Stored data:
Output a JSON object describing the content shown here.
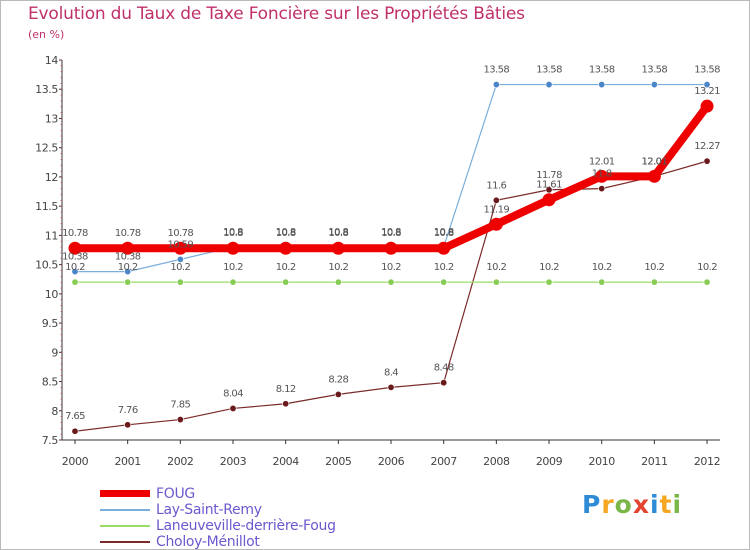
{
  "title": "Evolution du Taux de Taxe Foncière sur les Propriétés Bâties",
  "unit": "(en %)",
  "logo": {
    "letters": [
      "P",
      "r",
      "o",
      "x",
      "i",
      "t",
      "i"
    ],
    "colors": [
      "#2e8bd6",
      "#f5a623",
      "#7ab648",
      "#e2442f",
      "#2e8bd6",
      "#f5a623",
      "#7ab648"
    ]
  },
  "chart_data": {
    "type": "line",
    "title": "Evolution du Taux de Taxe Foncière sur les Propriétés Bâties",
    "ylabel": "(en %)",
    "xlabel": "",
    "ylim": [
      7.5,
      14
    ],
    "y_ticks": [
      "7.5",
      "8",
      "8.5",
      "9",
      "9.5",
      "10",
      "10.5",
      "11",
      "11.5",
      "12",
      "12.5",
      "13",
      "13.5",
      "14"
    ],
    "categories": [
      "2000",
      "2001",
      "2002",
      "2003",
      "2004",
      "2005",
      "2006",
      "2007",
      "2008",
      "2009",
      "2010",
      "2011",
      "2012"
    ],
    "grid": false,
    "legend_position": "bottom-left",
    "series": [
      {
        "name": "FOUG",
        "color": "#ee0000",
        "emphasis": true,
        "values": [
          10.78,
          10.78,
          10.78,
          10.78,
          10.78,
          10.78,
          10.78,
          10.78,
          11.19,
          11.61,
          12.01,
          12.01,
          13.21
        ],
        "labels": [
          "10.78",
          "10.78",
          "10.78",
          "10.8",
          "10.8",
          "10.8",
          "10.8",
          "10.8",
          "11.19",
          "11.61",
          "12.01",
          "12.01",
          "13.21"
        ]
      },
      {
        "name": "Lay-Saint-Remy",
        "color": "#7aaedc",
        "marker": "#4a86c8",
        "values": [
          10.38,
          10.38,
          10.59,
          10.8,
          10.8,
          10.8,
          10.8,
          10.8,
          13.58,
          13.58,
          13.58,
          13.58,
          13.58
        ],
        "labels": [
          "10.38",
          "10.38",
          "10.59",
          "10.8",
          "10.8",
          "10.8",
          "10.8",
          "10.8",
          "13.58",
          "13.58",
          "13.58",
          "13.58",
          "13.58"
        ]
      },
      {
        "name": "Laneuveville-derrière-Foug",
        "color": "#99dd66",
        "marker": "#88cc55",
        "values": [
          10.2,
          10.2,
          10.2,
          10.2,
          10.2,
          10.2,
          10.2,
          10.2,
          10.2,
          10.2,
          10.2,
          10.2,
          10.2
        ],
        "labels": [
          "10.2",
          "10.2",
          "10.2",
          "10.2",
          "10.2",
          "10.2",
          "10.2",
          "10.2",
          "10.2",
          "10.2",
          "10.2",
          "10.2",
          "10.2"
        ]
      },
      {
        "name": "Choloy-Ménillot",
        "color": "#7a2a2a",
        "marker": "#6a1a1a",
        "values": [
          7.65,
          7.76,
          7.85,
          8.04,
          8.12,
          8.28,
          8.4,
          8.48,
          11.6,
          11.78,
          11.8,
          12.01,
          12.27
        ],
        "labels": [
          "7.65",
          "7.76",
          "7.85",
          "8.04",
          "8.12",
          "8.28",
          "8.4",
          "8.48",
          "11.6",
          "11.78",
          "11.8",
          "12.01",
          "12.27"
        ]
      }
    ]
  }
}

Task goal: Look back over the material above and state how many lines hold the word "Bâties". Write the number and nothing else.

Result of this task: 2